_To do_
Turn the lines in the entries from the one containing "alert-status: Detected: [743, 478, 792, 492]" through the one containing "event-title[interactable]: powershell.exe process contains", inclusive, into a JSON list of strings with one string per line, omitting blank lines.

_Dataset extract_
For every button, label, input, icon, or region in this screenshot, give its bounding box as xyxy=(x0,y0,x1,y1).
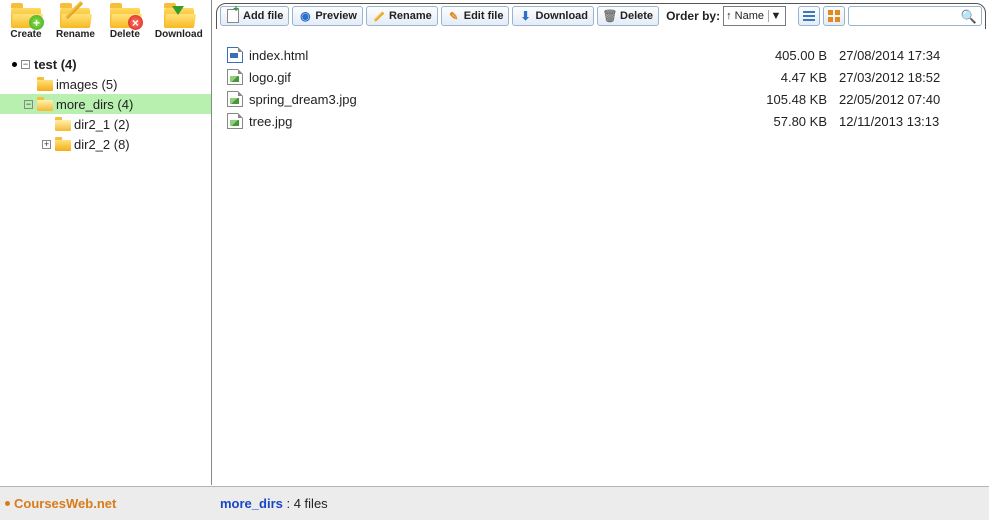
file-name: tree.jpg xyxy=(249,114,749,129)
button-label: Rename xyxy=(389,10,432,22)
tree-label: dir2_2 (8) xyxy=(74,137,130,152)
status-count: 4 files xyxy=(294,496,328,511)
file-row[interactable]: logo.gif4.47 KB27/03/2012 18:52 xyxy=(213,66,989,88)
search-icon: 🔍 xyxy=(961,9,977,25)
button-label: Edit file xyxy=(464,10,504,22)
folder-tree: −test (4)images (5)−more_dirs (4)dir2_1 … xyxy=(0,54,211,154)
button-label: Preview xyxy=(315,10,357,22)
main-toolbar: Add file◉PreviewRename✎Edit file⬇Downloa… xyxy=(216,3,986,39)
tree-node[interactable]: images (5) xyxy=(0,74,211,94)
file-name: logo.gif xyxy=(249,70,749,85)
rename-folder-button[interactable]: Rename xyxy=(56,4,95,40)
file-row[interactable]: spring_dream3.jpg105.48 KB22/05/2012 07:… xyxy=(213,88,989,110)
edit-icon: ✎ xyxy=(447,9,461,23)
dropdown-arrow-icon: ▼ xyxy=(768,10,783,22)
delete-folder-button[interactable]: × Delete xyxy=(109,4,141,40)
file-date: 12/11/2013 13:13 xyxy=(839,114,989,129)
download-label: Download xyxy=(155,29,203,40)
folder-icon xyxy=(55,138,71,151)
tree-node[interactable]: − more_dirs (4) xyxy=(0,94,211,114)
list-view-button[interactable] xyxy=(798,6,820,26)
tree-node[interactable]: + dir2_2 (8) xyxy=(0,134,211,154)
download-button[interactable]: ⬇Download xyxy=(512,6,594,26)
folder-download-icon xyxy=(163,4,195,28)
addfile-icon xyxy=(226,9,240,23)
download-folder-button[interactable]: Download xyxy=(155,4,203,40)
leaf-icon xyxy=(24,80,33,89)
delete-button[interactable]: 🗑Delete xyxy=(597,6,659,26)
file-name: index.html xyxy=(249,48,749,63)
create-folder-button[interactable]: + Create xyxy=(10,4,42,40)
rename-button[interactable]: Rename xyxy=(366,6,438,26)
folder-create-icon: + xyxy=(10,4,42,28)
tree-label: images (5) xyxy=(56,77,117,92)
status-sep: : xyxy=(283,496,294,511)
status-left: CoursesWeb.net xyxy=(0,496,212,511)
order-by-select[interactable]: ↑ Name ▼ xyxy=(723,6,786,26)
folder-delete-icon: × xyxy=(109,4,141,28)
preview-icon: ◉ xyxy=(298,9,312,23)
create-label: Create xyxy=(10,29,41,40)
addfile-button[interactable]: Add file xyxy=(220,6,289,26)
edit-button[interactable]: ✎Edit file xyxy=(441,6,510,26)
rename-label: Rename xyxy=(56,29,95,40)
leaf-icon xyxy=(42,120,51,129)
file-size: 4.47 KB xyxy=(749,70,839,85)
delete-icon: 🗑 xyxy=(603,9,617,23)
button-label: Add file xyxy=(243,10,283,22)
folder-rename-icon xyxy=(59,4,91,28)
collapse-icon[interactable]: − xyxy=(21,60,30,69)
list-view-icon xyxy=(803,11,815,21)
file-size: 57.80 KB xyxy=(749,114,839,129)
file-row[interactable]: index.html405.00 B27/08/2014 17:34 xyxy=(213,44,989,66)
folder-icon xyxy=(37,78,53,91)
download-icon: ⬇ xyxy=(518,9,532,23)
status-bar: CoursesWeb.net more_dirs : 4 files xyxy=(0,486,989,520)
search-input[interactable]: 🔍 xyxy=(848,6,982,26)
tree-label: test (4) xyxy=(34,57,77,72)
site-link[interactable]: CoursesWeb.net xyxy=(14,496,116,511)
main-panel: Add file◉PreviewRename✎Edit file⬇Downloa… xyxy=(213,0,989,485)
grid-view-button[interactable] xyxy=(823,6,845,26)
file-row[interactable]: tree.jpg57.80 KB12/11/2013 13:13 xyxy=(213,110,989,132)
file-size: 405.00 B xyxy=(749,48,839,63)
file-date: 27/03/2012 18:52 xyxy=(839,70,989,85)
rename-icon xyxy=(372,9,386,23)
collapse-icon[interactable]: − xyxy=(24,100,33,109)
delete-label: Delete xyxy=(110,29,140,40)
folder-icon xyxy=(55,118,71,131)
file-name: spring_dream3.jpg xyxy=(249,92,749,107)
file-img-icon xyxy=(227,91,243,107)
folder-icon xyxy=(37,98,53,111)
file-date: 22/05/2012 07:40 xyxy=(839,92,989,107)
status-right: more_dirs : 4 files xyxy=(212,496,328,511)
file-html-icon xyxy=(227,47,243,63)
bullet-icon xyxy=(5,501,10,506)
file-img-icon xyxy=(227,113,243,129)
tree-label: more_dirs (4) xyxy=(56,97,133,112)
file-list: index.html405.00 B27/08/2014 17:34logo.g… xyxy=(213,38,989,485)
preview-button[interactable]: ◉Preview xyxy=(292,6,363,26)
order-by-label: Order by: xyxy=(666,9,720,23)
file-date: 27/08/2014 17:34 xyxy=(839,48,989,63)
order-by-value: ↑ Name xyxy=(726,10,764,22)
bullet-icon xyxy=(12,62,17,67)
sidebar: + Create Rename × Delete Download xyxy=(0,0,212,485)
grid-view-icon xyxy=(828,10,840,22)
sidebar-toolbar: + Create Rename × Delete Download xyxy=(0,0,211,42)
tree-label: dir2_1 (2) xyxy=(74,117,130,132)
file-size: 105.48 KB xyxy=(749,92,839,107)
tree-node[interactable]: dir2_1 (2) xyxy=(0,114,211,134)
button-label: Delete xyxy=(620,10,653,22)
status-dir: more_dirs xyxy=(220,496,283,511)
file-img-icon xyxy=(227,69,243,85)
expand-icon[interactable]: + xyxy=(42,140,51,149)
button-label: Download xyxy=(535,10,588,22)
tree-node[interactable]: −test (4) xyxy=(0,54,211,74)
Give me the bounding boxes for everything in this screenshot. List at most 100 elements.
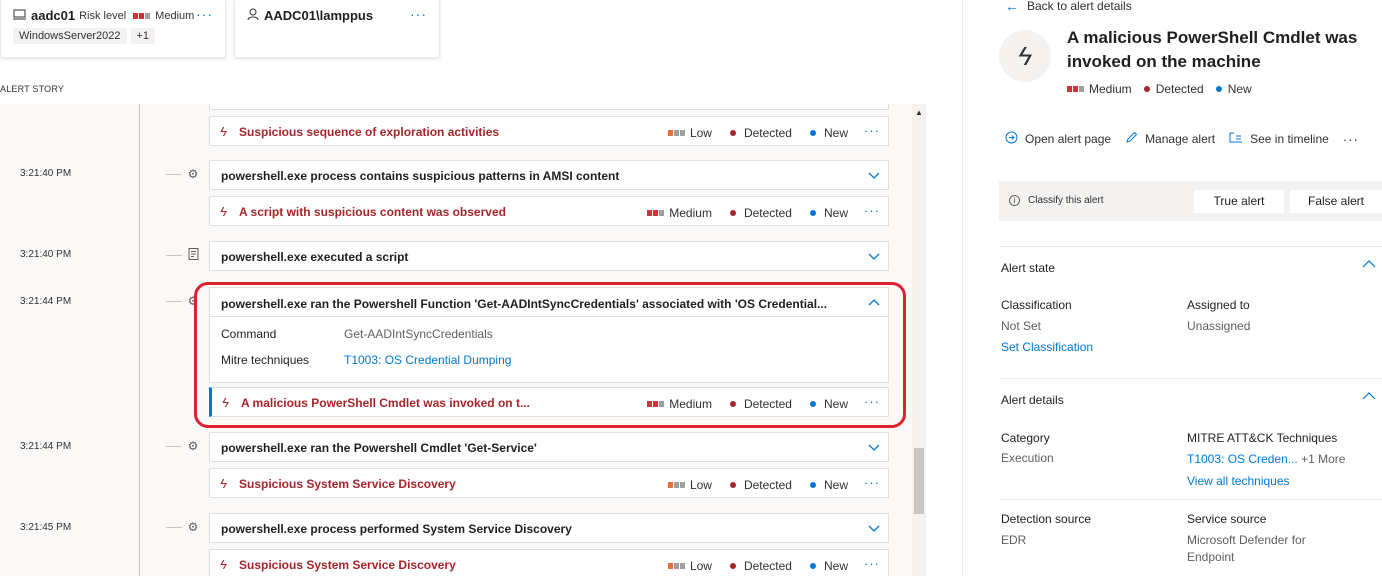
alert-status: Detected: [743, 478, 792, 492]
divider: [999, 246, 1382, 247]
alert-state: New: [823, 206, 848, 220]
status-dot-icon: [729, 130, 736, 136]
user-card[interactable]: AADC01\lamppus ···: [234, 0, 440, 58]
event-title[interactable]: powershell.exe process contains suspicio…: [221, 169, 619, 183]
back-label[interactable]: Back to alert details: [1027, 0, 1132, 13]
event-time: 3:21:44 PM: [20, 296, 72, 307]
event-card[interactable]: powershell.exe process contains suspicio…: [209, 160, 889, 190]
chevron-down-icon[interactable]: [868, 441, 880, 453]
manage-alert-label: Manage alert: [1145, 132, 1216, 146]
script-icon: [186, 248, 200, 262]
status-dot-icon: [729, 482, 736, 488]
alert-title[interactable]: Suspicious System Service Discovery: [239, 477, 456, 491]
alert-severity: Medium: [669, 206, 712, 220]
view-all-techniques-link[interactable]: View all techniques: [1187, 473, 1290, 490]
chevron-down-icon[interactable]: [868, 169, 880, 181]
set-classification-link[interactable]: Set Classification: [1001, 339, 1093, 356]
chevron-down-icon[interactable]: [868, 522, 880, 534]
mitre-technique-link[interactable]: T1003: OS Creden...: [1187, 452, 1298, 466]
event-title[interactable]: powershell.exe executed a script: [221, 250, 408, 264]
event-card[interactable]: [209, 104, 889, 110]
pane-title: A malicious PowerShell Cmdlet was invoke…: [1067, 28, 1358, 71]
alert-more-button[interactable]: ···: [864, 203, 880, 218]
detection-source-label: Detection source: [1001, 512, 1092, 526]
divider: [999, 378, 1382, 379]
alert-row[interactable]: ϟ Suspicious sequence of exploration act…: [209, 116, 889, 146]
open-alert-page-button[interactable]: Open alert page: [1005, 131, 1111, 147]
pane-status: Detected: [1155, 82, 1204, 96]
alert-status: Detected: [743, 559, 792, 573]
alert-more-button[interactable]: ···: [864, 475, 880, 490]
user-name[interactable]: AADC01\lamppus: [264, 8, 373, 23]
user-icon: [247, 8, 259, 23]
see-in-timeline-button[interactable]: See in timeline: [1229, 131, 1329, 147]
back-link[interactable]: ← Back to alert details: [1005, 0, 1132, 14]
true-alert-button[interactable]: True alert: [1194, 190, 1284, 213]
event-title[interactable]: powershell.exe process performed System …: [221, 522, 572, 536]
severity-bars-icon: [667, 482, 685, 488]
device-card[interactable]: aadc01 Risk level Medium ··· WindowsServ…: [0, 0, 226, 58]
event-card[interactable]: powershell.exe executed a script: [209, 241, 889, 271]
alert-title[interactable]: Suspicious System Service Discovery: [239, 558, 456, 572]
event-card[interactable]: powershell.exe ran the Powershell Cmdlet…: [209, 432, 889, 462]
mitre-more-link[interactable]: +1 More: [1301, 452, 1345, 466]
lightning-icon: ϟ: [220, 476, 227, 491]
lightning-icon: ϟ: [220, 124, 227, 139]
severity-bars-icon: [667, 130, 685, 136]
assigned-to-label: Assigned to: [1187, 298, 1250, 312]
scroll-up-icon[interactable]: ▲: [915, 108, 923, 117]
pane-state: New: [1227, 82, 1252, 96]
chevron-up-icon[interactable]: [1362, 391, 1376, 406]
severity-bars-icon: [667, 563, 685, 569]
alert-state: New: [823, 478, 848, 492]
assigned-to-value: Unassigned: [1187, 319, 1251, 333]
alert-title[interactable]: A script with suspicious content was obs…: [239, 205, 506, 219]
pane-severity: Medium: [1089, 82, 1132, 96]
chevron-down-icon[interactable]: [868, 250, 880, 262]
alert-status: Detected: [743, 206, 792, 220]
event-time: 3:21:40 PM: [20, 249, 72, 260]
severity-bars-icon: [647, 210, 665, 216]
timeline-scrollbar[interactable]: ▲: [912, 104, 926, 576]
event-time: 3:21:45 PM: [20, 522, 72, 533]
event-time: 3:21:44 PM: [20, 441, 72, 452]
alert-more-button[interactable]: ···: [864, 123, 880, 138]
device-tag-more[interactable]: +1: [130, 28, 156, 44]
device-more-button[interactable]: ···: [196, 6, 213, 22]
category-value: Execution: [1001, 451, 1054, 465]
info-icon: i: [1009, 195, 1020, 206]
user-more-button[interactable]: ···: [410, 6, 427, 22]
alert-severity: Low: [689, 559, 712, 573]
mitre-label: MITRE ATT&CK Techniques: [1187, 431, 1338, 445]
event-time: 3:21:40 PM: [20, 168, 72, 179]
alert-row[interactable]: ϟ Suspicious System Service Discovery Lo…: [209, 468, 889, 498]
severity-bars-icon: [133, 12, 151, 19]
alert-row[interactable]: ϟ Suspicious System Service Discovery Lo…: [209, 549, 889, 576]
alert-title[interactable]: Suspicious sequence of exploration activ…: [239, 125, 499, 139]
category-label: Category: [1001, 431, 1050, 445]
chevron-up-icon[interactable]: [1362, 259, 1376, 274]
timeline-line: [139, 104, 140, 576]
arrow-circle-icon: [1005, 131, 1018, 147]
device-name[interactable]: aadc01: [31, 8, 75, 23]
lightning-icon: ϟ: [220, 204, 227, 219]
state-dot-icon: [809, 210, 816, 216]
alert-more-button[interactable]: ···: [864, 556, 880, 571]
timeline-connector: [166, 255, 182, 256]
service-source-value: Microsoft Defender for Endpoint: [1187, 533, 1306, 564]
event-title[interactable]: powershell.exe ran the Powershell Cmdlet…: [221, 441, 537, 455]
alert-details-title[interactable]: Alert details: [1001, 393, 1064, 407]
detection-source-value: EDR: [1001, 533, 1027, 547]
alert-severity: Low: [689, 126, 712, 140]
pane-more-button[interactable]: ···: [1343, 132, 1359, 147]
false-alert-button[interactable]: False alert: [1290, 190, 1382, 213]
state-dot-icon: [809, 130, 816, 136]
manage-alert-button[interactable]: Manage alert: [1125, 131, 1215, 147]
timeline-connector: [166, 301, 182, 302]
process-icon: ⚙: [187, 167, 199, 181]
event-card[interactable]: powershell.exe process performed System …: [209, 513, 889, 543]
scrollbar-thumb[interactable]: [914, 448, 924, 514]
alert-row[interactable]: ϟ A script with suspicious content was o…: [209, 196, 889, 226]
status-dot-icon: [1143, 86, 1150, 92]
alert-state-title[interactable]: Alert state: [1001, 261, 1055, 275]
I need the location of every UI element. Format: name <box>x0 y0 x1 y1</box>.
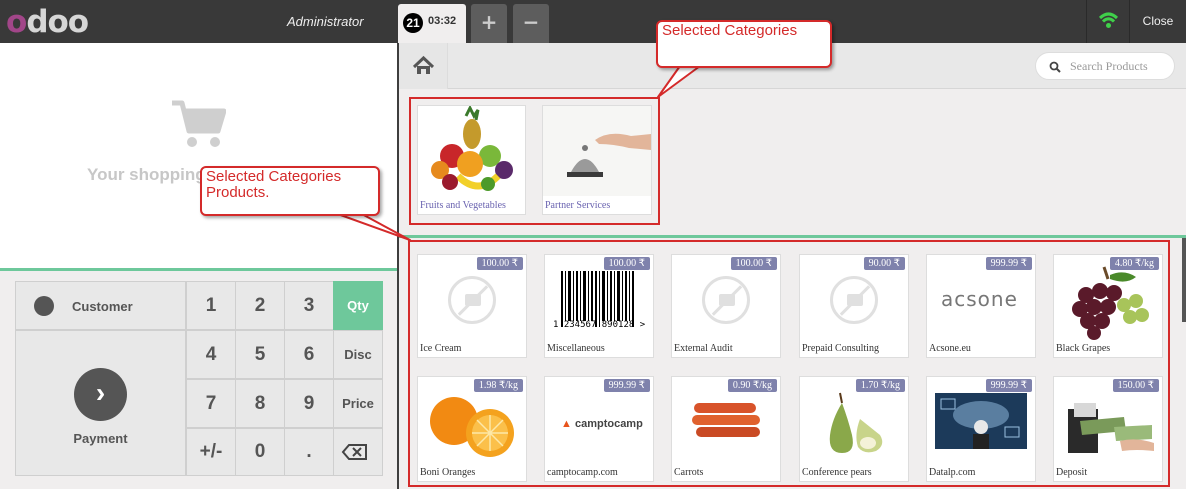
products-callout: Selected Categories Products. <box>200 166 380 216</box>
annotation-pointers <box>334 65 701 241</box>
categories-callout: Selected Categories <box>656 20 832 68</box>
categories-callout-text: Selected Categories <box>662 22 798 39</box>
products-callout-text: Selected Categories Products. <box>206 168 342 201</box>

_Answer for the task_
[
  "alert-status: Detected: [743, 478, 792, 492]",
  "divider: [999, 246, 1382, 247]",
  "alert-state: New: [823, 206, 848, 220]",
  "status-dot-icon: [729, 130, 736, 136]",
  "user-card[interactable]: AADC01\\lamppus ···: [234, 0, 440, 58]",
  "event-title[interactable]: powershell.exe process contains suspicio…: [221, 169, 619, 183]"
]